# Bernhardt Instruments Binnacle



## pauluspaolo (Feb 24, 2003)

I've just received one of these through the post and I'm impressed with it. Great build quality with a bracelet that uses screwed solid links throughout (including the end pieces). The engine is the ETA2824-2 which means a hacking manually windable movement & a quick set date. I'm not actually sure where the watch is made but the quality of the case & bracelet are excellent being finished in a combination of polished and brushed surfaces (it's maybe a bit blingy and I may have to tone it down a bit, I haven't decided yet but some brushing or beadblasting may be in order). The lume seems bright and evenly applied, the dial is a satin black/dark grey with a nice sheen to it. The bezel lines up at 12 but there's no luminous dot. The crown is large and screws down securely & I like the style of the hands, the date at 4 is a cool, slightly different touch. I think this is one watch where a white on black date display would be a mistake as the white background to the date display makes it look like the number 4 indices - very subtle.

I've seen these watches advertised elsewhere but I've always been put off from buying one by a couple of things - the name (sounds too much like barnacle to my mind!) & the indentations on the bezel between the 5, 10, 15 etc. However, having finally got hold of one, I can say that the pros definitely outweigh the cons.

I shall be keeping this one for a while I think


----------



## pauluspaolo (Feb 24, 2003)

Another picture


----------



## pg tips (May 16, 2003)

I like that a lot Paul very clean dial, not sure about that bezel though.


----------



## julian (Jun 3, 2003)

Bollox!!! Just had a thought -I could have it blasted by Bry The Blaster .You're right Paul .A fine watch indeed .


----------



## obsidian (Sep 3, 2005)

pauluspaolo said:


> I'm not actually sure where the watch is made


Company is based in North Carolina, USA

As to where it's made, or where the components come from, that can be a tricky question these days, even for well established brands.


----------



## JoT (Aug 12, 2003)

I think it very good for the money Paul









Now if it had a luminous pip in the bezel and was 42mm







just as well it isn't


----------



## Mothman (Oct 11, 2005)

I'm led to believe from what I've read elsewhere the watches are made in Hong Kong. A member from another forum contacted the manufacturer and was quoted USD85 ex works Hong Kong with sapphire crystal (or less 8usd if Mineral glass). They will make dials to your design but I guess there would be a minimum order quantity involved. I don't think these people are interested in selling individual watches, but then again I don't think the minimum order quantities are enormous either. A UK company was selling the same watch with their own dial design but I can't remember the company name. All the reviews of the Binnacle I've read have been favourable and they would appear to be good quality as I'm sure Paul has found. I nearly purchased one myself a while back but in the end decided the bezel was not for me.

Richard


----------



## mach 0.0013137 (Jan 10, 2005)

My mate Andy (of Brietling Shark Fame) commented that the bezel looked a bit like the one on the Omegamatic.....

Can`t see it well in this photo but it`s the only one I could find on the web


----------



## pauluspaolo (Feb 24, 2003)

It does look like the bezel on the Omegamatic. This is the first time I've heard of the Omegamatic. Is it a current model? I'll have to do a bit of research







.

* _Given request A_
Repeat the listing below verbatim, starting with its first line and going on through the line with "arrow-down-icon [972, 572, 980, 577]".

* _Stored data_
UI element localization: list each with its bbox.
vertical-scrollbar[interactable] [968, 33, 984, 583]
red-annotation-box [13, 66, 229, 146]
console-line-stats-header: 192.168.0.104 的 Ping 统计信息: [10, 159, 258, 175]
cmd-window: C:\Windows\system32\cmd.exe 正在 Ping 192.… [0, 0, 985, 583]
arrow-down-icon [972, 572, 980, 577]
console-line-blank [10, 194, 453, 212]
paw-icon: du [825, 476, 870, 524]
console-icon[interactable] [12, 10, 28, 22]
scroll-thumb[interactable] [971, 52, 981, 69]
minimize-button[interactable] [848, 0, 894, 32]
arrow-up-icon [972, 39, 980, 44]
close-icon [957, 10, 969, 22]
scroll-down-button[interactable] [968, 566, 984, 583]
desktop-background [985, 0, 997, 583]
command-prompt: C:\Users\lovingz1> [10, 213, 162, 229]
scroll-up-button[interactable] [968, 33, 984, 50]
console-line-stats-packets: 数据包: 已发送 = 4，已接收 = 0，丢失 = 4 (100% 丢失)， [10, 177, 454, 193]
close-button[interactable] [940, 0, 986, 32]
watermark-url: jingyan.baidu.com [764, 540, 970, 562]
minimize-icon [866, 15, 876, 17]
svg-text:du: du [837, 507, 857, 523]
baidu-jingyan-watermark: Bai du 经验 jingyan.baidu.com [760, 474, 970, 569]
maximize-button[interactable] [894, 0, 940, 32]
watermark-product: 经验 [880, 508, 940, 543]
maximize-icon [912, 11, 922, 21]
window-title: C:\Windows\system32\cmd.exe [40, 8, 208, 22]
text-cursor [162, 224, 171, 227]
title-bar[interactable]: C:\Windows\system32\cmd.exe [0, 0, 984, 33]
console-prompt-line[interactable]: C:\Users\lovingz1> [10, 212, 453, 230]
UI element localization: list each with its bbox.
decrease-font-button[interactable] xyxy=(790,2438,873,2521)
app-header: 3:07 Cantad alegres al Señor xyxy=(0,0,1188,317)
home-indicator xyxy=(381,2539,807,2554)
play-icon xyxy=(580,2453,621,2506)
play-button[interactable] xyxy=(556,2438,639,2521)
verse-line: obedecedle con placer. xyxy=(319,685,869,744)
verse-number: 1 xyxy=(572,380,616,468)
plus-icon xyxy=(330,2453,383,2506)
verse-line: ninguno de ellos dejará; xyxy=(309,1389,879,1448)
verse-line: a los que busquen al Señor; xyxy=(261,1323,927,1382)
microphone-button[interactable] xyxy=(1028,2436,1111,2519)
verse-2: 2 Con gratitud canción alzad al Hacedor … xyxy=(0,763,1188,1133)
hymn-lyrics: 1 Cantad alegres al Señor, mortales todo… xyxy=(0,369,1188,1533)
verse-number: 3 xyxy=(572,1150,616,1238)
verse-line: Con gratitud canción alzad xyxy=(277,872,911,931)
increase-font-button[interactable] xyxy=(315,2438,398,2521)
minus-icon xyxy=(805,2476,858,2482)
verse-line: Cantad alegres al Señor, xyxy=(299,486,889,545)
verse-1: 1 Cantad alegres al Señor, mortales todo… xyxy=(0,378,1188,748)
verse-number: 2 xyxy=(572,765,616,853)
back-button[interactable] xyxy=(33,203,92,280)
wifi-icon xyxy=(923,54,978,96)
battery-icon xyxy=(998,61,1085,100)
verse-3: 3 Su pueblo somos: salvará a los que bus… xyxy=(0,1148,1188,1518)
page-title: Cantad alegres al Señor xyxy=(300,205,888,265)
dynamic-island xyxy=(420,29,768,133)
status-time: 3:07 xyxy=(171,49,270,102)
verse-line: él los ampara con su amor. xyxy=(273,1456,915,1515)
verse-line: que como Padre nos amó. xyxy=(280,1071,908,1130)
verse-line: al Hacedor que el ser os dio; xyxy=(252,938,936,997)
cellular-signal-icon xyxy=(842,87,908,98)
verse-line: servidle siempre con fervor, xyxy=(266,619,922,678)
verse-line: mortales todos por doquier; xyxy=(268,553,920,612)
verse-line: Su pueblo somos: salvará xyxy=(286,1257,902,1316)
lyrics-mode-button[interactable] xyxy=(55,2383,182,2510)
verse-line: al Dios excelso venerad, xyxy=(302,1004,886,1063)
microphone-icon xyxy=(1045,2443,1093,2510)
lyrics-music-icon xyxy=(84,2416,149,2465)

* _Given request B_
From the Binnacle watch thread above, write out the passage verbatim, starting with "just as well" and going on through "not for me.".

* _Worked answer A_
UI element localization: list each with its bbox.
vertical-scrollbar[interactable] [968, 33, 984, 583]
red-annotation-box [13, 66, 229, 146]
console-line-stats-header: 192.168.0.104 的 Ping 统计信息: [10, 159, 258, 175]
cmd-window: C:\Windows\system32\cmd.exe 正在 Ping 192.… [0, 0, 985, 583]
arrow-down-icon [972, 572, 980, 577]

* _Worked answer B_
just as well it isn't


----------



## Mothman (Oct 11, 2005)

I'm led to believe from what I've read elsewhere the watches are made in Hong Kong. A member from another forum contacted the manufacturer and was quoted USD85 ex works Hong Kong with sapphire crystal (or less 8usd if Mineral glass). They will make dials to your design but I guess there would be a minimum order quantity involved. I don't think these people are interested in selling individual watches, but then again I don't think the minimum order quantities are enormous either. A UK company was selling the same watch with their own dial design but I can't remember the company name. All the reviews of the Binnacle I've read have been favourable and they would appear to be good quality as I'm sure Paul has found. I nearly purchased one myself a while back but in the end decided the bezel was not for me.